*Data to process*.
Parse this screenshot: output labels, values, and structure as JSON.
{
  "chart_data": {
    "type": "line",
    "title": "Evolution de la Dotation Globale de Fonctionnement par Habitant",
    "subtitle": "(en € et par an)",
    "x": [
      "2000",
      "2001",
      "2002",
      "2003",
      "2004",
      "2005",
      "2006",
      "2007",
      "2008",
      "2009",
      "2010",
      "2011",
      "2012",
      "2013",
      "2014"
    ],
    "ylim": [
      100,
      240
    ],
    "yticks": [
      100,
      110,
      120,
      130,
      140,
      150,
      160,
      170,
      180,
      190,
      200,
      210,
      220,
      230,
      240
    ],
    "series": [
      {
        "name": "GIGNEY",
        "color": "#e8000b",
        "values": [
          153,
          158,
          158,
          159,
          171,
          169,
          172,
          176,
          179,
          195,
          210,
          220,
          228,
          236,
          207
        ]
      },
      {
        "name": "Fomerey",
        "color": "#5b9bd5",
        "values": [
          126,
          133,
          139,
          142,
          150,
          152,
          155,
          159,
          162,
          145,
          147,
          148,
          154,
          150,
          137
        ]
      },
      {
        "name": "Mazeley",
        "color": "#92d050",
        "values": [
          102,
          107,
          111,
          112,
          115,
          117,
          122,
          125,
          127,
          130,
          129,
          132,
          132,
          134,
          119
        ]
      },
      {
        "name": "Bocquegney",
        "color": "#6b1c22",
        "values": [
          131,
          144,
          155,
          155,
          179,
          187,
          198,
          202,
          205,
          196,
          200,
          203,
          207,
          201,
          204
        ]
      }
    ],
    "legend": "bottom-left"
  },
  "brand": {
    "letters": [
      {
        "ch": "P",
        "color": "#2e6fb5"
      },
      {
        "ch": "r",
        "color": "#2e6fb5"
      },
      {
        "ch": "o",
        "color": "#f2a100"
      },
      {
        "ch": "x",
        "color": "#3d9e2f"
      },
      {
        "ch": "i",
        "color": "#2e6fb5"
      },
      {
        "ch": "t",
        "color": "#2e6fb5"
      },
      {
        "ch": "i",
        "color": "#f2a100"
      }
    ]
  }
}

*Task details*.
Extract from the data every line where "name" shows up.

*Complete answer*.
        "name": "GIGNEY",
        "name": "Fomerey",
        "name": "Mazeley",
        "name": "Bocquegney",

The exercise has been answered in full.